[Extracted information]:

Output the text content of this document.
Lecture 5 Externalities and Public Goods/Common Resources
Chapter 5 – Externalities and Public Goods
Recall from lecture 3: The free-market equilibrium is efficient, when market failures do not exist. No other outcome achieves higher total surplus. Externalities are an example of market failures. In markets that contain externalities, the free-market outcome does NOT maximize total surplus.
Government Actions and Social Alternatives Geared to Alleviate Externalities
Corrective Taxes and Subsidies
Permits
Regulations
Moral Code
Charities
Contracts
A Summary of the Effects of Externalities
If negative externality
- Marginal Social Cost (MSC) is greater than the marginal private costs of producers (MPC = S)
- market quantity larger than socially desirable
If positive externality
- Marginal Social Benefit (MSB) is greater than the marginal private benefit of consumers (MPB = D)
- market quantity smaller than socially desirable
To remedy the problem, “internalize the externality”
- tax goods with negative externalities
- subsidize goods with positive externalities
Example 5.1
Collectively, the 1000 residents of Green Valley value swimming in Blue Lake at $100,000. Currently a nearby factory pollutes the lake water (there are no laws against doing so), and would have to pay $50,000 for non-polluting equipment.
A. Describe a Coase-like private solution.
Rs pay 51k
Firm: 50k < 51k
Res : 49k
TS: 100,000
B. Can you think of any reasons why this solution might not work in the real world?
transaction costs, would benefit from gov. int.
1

[What this task involves]:
Print all of the entries exactly as they are written.

[The output]:
Output the text content of this document.
Lecture 5 Externalities and Public Goods/Common Resources
Chapter 5 – Externalities and Public Goods
Recall from lecture 3: The free-market equilibrium is efficient, when market failures do not exist. No other outcome achieves higher total surplus. Externalities are an example of market failures. In markets that contain externalities, the free-market outcome does NOT maximize total surplus.
Government Actions and Social Alternatives Geared to Alleviate Externalities
Corrective Taxes and Subsidies
Permits
Regulations
Moral Code
Charities
Contracts
A Summary of the Effects of Externalities
If negative externality
- Marginal Social Cost (MSC) is greater than the marginal private costs of producers (MPC = S)
- market quantity larger than socially desirable
If positive externality
- Marginal Social Benefit (MSB) is greater than the marginal private benefit of consumers (MPB = D)
- market quantity smaller than socially desirable
To remedy the problem, “internalize the externality”
- tax goods with negative externalities
- subsidize goods with positive externalities
Example 5.1
Collectively, the 1000 residents of Green Valley value swimming in Blue Lake at $100,000. Currently a nearby factory pollutes the lake water (there are no laws against doing so), and would have to pay $50,000 for non-polluting equipment.
A. Describe a Coase-like private solution.
Rs pay 51k
Firm: 50k < 51k
Res : 49k
TS: 100,000
B. Can you think of any reasons why this solution might not work in the real world?
transaction costs, would benefit from gov. int.
1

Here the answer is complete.